Instructions to follow:
Search the material for the string "gardez" and copy each line where it occurs.

Extracted data:
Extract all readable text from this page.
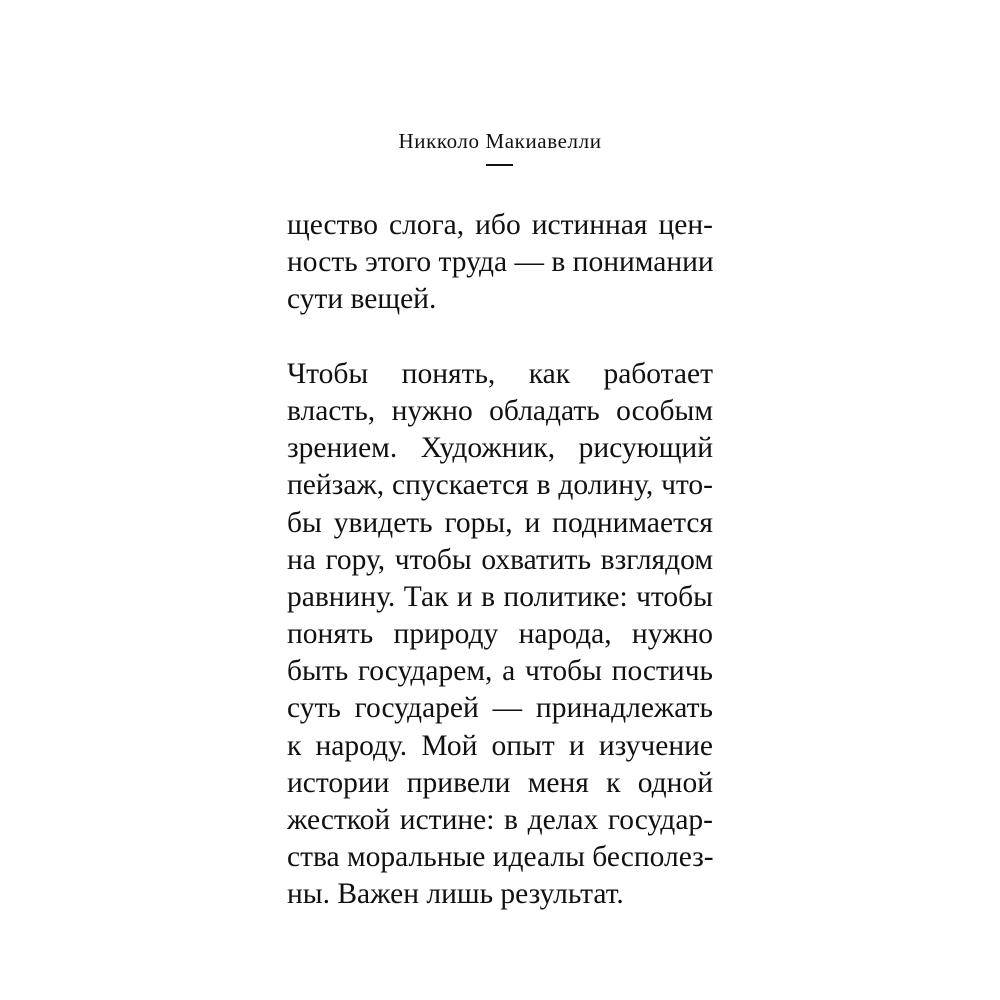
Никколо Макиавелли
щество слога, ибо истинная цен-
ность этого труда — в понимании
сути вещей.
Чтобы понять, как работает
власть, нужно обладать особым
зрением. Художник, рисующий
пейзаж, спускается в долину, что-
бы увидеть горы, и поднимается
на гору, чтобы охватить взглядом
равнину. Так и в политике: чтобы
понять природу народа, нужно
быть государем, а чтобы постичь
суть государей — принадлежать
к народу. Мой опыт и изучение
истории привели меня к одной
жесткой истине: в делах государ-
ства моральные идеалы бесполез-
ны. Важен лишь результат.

...

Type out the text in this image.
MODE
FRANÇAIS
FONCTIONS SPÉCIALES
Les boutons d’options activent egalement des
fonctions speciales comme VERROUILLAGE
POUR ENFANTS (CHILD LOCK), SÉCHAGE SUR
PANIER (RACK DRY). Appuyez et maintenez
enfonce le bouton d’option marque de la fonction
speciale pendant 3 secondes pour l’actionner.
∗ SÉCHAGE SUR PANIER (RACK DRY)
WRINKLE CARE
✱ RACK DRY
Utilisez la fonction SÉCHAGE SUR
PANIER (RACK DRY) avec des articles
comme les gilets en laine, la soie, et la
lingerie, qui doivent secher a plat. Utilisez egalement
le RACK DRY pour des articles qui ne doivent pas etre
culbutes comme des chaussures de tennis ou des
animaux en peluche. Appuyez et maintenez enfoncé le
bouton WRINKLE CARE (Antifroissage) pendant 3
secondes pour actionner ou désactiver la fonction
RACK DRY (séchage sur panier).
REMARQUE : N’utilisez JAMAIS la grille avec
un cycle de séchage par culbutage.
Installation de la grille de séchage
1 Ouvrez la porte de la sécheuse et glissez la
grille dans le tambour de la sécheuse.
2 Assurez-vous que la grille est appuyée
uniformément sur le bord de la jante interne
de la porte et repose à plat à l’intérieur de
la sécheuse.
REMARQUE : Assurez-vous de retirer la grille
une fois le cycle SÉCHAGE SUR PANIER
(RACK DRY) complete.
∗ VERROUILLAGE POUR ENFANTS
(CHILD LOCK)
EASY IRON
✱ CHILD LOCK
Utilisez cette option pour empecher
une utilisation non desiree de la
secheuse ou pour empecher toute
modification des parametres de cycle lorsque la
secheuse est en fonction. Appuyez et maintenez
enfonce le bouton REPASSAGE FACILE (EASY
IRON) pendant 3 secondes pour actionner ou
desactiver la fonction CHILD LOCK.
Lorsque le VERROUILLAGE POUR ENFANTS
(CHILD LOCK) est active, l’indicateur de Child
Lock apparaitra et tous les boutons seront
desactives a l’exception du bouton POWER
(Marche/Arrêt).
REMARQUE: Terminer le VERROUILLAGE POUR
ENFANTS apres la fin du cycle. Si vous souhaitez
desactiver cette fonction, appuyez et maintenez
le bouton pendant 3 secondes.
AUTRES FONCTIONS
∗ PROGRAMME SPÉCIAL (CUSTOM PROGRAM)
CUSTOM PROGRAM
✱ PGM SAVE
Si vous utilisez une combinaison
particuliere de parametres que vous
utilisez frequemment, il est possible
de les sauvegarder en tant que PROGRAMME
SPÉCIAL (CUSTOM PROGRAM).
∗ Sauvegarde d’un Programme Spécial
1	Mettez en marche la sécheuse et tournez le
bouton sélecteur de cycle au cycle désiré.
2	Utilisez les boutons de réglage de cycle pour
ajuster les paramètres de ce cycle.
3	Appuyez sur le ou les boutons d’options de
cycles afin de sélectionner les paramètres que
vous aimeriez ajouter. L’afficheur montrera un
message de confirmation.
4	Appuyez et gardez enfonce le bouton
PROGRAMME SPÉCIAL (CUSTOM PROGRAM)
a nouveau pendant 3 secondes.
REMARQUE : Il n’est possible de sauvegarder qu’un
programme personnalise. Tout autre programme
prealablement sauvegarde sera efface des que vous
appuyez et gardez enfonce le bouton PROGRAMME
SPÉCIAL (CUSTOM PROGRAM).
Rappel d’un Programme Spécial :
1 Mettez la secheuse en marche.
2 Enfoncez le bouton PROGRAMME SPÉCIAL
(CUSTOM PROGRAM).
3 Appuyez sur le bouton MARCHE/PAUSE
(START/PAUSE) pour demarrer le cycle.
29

Task output:
4	Appuyez et gardez enfonce le bouton
appuyez et gardez enfonce le bouton PROGRAMME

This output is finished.